EXERCISE DIRECTIONS — Show, in full, each line of the data that contains "نادری".

- - -

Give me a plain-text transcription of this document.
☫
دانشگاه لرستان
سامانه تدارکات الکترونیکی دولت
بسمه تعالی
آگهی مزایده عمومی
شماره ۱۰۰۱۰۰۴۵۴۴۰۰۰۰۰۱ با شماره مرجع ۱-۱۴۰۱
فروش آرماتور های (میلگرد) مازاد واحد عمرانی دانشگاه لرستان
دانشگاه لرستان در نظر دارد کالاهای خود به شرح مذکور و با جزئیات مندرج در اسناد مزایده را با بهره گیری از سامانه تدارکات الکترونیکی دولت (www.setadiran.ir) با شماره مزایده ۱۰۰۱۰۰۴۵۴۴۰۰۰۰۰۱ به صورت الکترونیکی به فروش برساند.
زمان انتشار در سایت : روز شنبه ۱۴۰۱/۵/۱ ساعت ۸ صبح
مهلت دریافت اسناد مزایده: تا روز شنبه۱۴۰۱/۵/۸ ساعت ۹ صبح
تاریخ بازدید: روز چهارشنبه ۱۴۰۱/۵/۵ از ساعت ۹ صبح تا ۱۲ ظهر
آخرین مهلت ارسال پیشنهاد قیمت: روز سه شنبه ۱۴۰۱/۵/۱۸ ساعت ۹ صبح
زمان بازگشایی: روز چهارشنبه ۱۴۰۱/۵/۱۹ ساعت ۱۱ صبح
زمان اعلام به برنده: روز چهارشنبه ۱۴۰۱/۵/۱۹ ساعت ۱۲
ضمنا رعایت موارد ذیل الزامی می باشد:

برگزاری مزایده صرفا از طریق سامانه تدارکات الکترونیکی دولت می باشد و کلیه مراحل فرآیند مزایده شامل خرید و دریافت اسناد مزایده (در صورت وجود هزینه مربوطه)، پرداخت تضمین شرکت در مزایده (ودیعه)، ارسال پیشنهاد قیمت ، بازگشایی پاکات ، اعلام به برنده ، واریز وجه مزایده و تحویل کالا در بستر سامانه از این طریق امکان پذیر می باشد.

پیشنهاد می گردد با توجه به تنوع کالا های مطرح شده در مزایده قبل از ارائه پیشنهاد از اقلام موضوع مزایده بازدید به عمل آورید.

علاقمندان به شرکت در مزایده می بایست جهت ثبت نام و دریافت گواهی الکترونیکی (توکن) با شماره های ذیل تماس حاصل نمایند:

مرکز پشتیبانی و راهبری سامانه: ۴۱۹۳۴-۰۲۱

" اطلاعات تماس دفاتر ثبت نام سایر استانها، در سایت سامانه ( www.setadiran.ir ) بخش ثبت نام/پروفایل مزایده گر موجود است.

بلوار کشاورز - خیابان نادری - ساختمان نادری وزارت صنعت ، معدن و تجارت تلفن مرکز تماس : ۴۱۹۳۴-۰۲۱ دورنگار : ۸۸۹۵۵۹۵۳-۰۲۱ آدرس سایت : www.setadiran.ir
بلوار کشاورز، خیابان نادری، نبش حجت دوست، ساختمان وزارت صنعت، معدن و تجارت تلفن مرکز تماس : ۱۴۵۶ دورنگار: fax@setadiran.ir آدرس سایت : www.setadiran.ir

- - -

THE RESPONSE —
بلوار کشاورز - خیابان نادری - ساختمان نادری وزارت صنعت ، معدن و تجارت تلفن مرکز تماس : ۴۱۹۳۴-۰۲۱ دورنگار : ۸۸۹۵۵۹۵۳-۰۲۱ آدرس سایت : www.setadiran.ir
بلوار کشاورز، خیابان نادری، نبش حجت دوست، ساختمان وزارت صنعت، معدن و تجارت تلفن مرکز تماس : ۱۴۵۶ دورنگار: fax@setadiran.ir آدرس سایت : www.setadiran.ir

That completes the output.